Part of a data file
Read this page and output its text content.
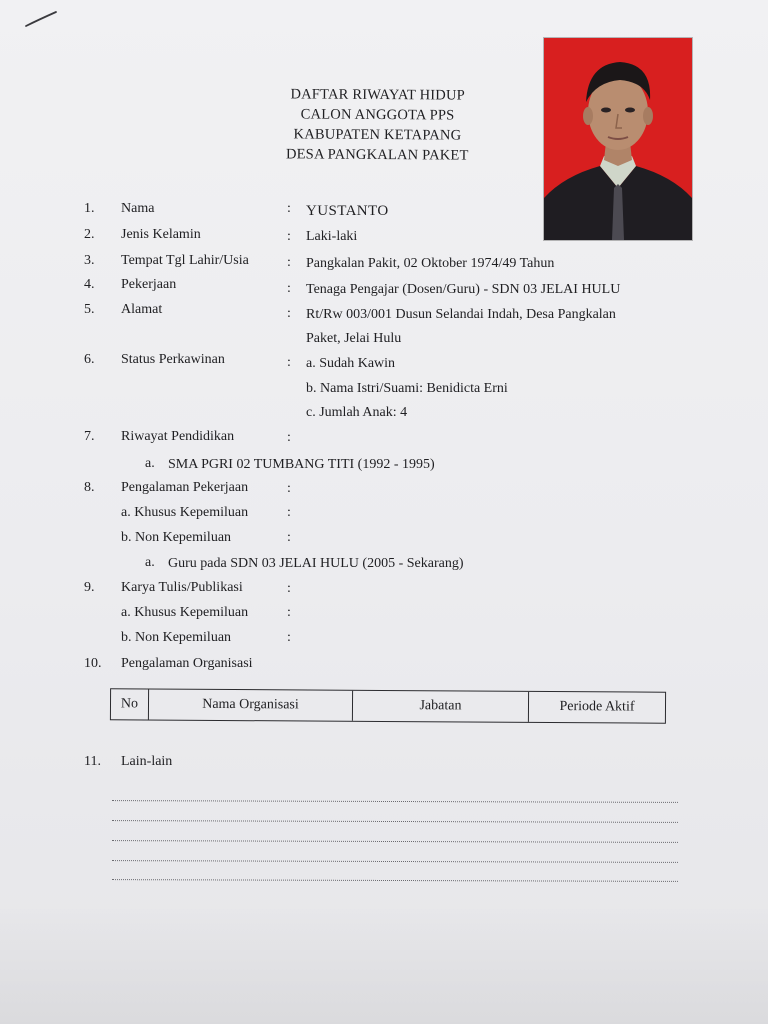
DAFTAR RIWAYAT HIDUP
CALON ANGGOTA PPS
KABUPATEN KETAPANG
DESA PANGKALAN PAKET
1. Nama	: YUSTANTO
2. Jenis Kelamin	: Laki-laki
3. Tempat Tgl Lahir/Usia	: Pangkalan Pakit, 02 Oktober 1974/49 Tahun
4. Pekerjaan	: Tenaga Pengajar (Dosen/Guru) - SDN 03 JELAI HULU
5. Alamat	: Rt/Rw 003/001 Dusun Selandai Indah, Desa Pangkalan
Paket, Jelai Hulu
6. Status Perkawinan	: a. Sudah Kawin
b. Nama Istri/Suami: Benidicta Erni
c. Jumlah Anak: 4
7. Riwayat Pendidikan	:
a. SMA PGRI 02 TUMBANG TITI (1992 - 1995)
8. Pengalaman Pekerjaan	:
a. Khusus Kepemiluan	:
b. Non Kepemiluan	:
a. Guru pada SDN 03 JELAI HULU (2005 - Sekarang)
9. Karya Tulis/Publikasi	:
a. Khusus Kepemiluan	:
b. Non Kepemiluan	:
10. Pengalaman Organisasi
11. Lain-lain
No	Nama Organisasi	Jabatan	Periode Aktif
==
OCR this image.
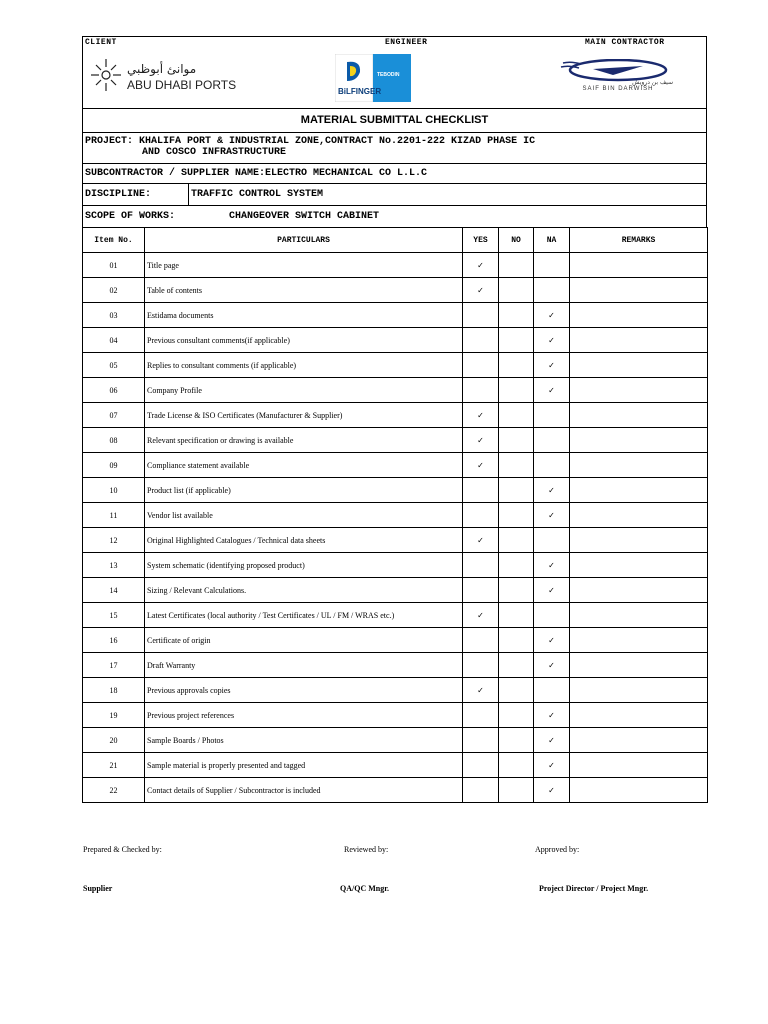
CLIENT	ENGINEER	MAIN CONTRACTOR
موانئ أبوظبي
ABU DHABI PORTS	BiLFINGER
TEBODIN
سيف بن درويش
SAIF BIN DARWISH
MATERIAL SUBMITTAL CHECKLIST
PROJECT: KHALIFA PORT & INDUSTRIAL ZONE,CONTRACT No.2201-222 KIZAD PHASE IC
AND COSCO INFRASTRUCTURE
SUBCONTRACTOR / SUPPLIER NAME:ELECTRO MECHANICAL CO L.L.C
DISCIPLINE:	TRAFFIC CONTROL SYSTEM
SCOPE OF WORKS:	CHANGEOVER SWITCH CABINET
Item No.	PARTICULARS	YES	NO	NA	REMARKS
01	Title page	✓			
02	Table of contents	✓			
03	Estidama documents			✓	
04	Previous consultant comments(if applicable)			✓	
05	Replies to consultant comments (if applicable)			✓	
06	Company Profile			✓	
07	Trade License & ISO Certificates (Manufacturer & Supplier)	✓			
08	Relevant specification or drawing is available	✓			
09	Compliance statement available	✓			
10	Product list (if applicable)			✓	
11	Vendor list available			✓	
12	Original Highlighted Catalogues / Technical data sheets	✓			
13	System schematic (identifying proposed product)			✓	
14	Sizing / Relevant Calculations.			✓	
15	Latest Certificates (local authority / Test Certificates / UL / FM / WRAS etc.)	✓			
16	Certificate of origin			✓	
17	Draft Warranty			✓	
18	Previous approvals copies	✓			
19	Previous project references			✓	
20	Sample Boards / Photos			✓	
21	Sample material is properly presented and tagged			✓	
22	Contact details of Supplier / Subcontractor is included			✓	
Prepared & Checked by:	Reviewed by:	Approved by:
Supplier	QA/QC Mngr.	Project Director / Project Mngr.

- What to produce
Where a line in the material above holds "page", copy that line.

- Task answer
Read this page and output its text content.
01	Title page	✓			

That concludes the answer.